--- Start ---

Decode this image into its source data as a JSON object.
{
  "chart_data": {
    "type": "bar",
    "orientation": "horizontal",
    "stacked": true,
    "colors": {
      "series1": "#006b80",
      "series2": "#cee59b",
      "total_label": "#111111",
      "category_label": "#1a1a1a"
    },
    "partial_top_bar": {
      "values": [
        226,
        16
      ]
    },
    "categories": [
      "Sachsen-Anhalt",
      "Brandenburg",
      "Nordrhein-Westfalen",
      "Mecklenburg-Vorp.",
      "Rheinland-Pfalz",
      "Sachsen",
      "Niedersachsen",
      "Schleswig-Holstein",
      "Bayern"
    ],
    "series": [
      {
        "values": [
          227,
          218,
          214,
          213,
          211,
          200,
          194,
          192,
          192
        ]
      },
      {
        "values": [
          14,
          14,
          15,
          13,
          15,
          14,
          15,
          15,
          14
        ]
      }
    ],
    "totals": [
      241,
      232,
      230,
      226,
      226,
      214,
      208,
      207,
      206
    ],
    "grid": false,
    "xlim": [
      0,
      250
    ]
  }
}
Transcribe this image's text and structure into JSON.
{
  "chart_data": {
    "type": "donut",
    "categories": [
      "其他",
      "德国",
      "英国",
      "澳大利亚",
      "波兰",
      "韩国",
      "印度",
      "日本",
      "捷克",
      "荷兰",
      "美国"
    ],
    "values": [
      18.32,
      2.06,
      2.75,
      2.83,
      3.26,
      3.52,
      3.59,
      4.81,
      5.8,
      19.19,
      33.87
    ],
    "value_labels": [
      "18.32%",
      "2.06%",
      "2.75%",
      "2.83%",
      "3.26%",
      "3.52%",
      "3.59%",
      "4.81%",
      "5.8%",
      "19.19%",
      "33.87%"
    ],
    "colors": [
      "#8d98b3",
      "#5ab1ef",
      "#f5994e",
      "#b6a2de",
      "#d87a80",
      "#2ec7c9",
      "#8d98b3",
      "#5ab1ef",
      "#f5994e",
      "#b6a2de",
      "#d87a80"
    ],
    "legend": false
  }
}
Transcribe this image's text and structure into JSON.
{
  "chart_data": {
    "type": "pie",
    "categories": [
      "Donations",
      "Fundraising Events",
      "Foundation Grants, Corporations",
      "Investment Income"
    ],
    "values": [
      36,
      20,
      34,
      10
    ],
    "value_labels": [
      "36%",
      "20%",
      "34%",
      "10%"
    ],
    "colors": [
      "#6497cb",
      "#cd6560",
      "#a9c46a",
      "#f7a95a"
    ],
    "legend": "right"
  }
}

--- End ---

__Stated goal__.
Repeat the whole listing exactly, keeping every line intact.

__Task solution__.
Decode this image into its source data as a JSON object.
{
  "chart_data": {
    "type": "bar",
    "orientation": "horizontal",
    "stacked": true,
    "colors": {
      "series1": "#006b80",
      "series2": "#cee59b",
      "total_label": "#111111",
      "category_label": "#1a1a1a"
    },
    "partial_top_bar": {
      "values": [
        226,
        16
      ]
    },
    "categories": [
      "Sachsen-Anhalt",
      "Brandenburg",
      "Nordrhein-Westfalen",
      "Mecklenburg-Vorp.",
      "Rheinland-Pfalz",
      "Sachsen",
      "Niedersachsen",
      "Schleswig-Holstein",
      "Bayern"
    ],
    "series": [
      {
        "values": [
          227,
          218,
          214,
          213,
          211,
          200,
          194,
          192,
          192
        ]
      },
      {
        "values": [
          14,
          14,
          15,
          13,
          15,
          14,
          15,
          15,
          14
        ]
      }
    ],
    "totals": [
      241,
      232,
      230,
      226,
      226,
      214,
      208,
      207,
      206
    ],
    "grid": false,
    "xlim": [
      0,
      250
    ]
  }
}
Transcribe this image's text and structure into JSON.
{
  "chart_data": {
    "type": "donut",
    "categories": [
      "其他",
      "德国",
      "英国",
      "澳大利亚",
      "波兰",
      "韩国",
      "印度",
      "日本",
      "捷克",
      "荷兰",
      "美国"
    ],
    "values": [
      18.32,
      2.06,
      2.75,
      2.83,
      3.26,
      3.52,
      3.59,
      4.81,
      5.8,
      19.19,
      33.87
    ],
    "value_labels": [
      "18.32%",
      "2.06%",
      "2.75%",
      "2.83%",
      "3.26%",
      "3.52%",
      "3.59%",
      "4.81%",
      "5.8%",
      "19.19%",
      "33.87%"
    ],
    "colors": [
      "#8d98b3",
      "#5ab1ef",
      "#f5994e",
      "#b6a2de",
      "#d87a80",
      "#2ec7c9",
      "#8d98b3",
      "#5ab1ef",
      "#f5994e",
      "#b6a2de",
      "#d87a80"
    ],
    "legend": false
  }
}
Transcribe this image's text and structure into JSON.
{
  "chart_data": {
    "type": "pie",
    "categories": [
      "Donations",
      "Fundraising Events",
      "Foundation Grants, Corporations",
      "Investment Income"
    ],
    "values": [
      36,
      20,
      34,
      10
    ],
    "value_labels": [
      "36%",
      "20%",
      "34%",
      "10%"
    ],
    "colors": [
      "#6497cb",
      "#cd6560",
      "#a9c46a",
      "#f7a95a"
    ],
    "legend": "right"
  }
}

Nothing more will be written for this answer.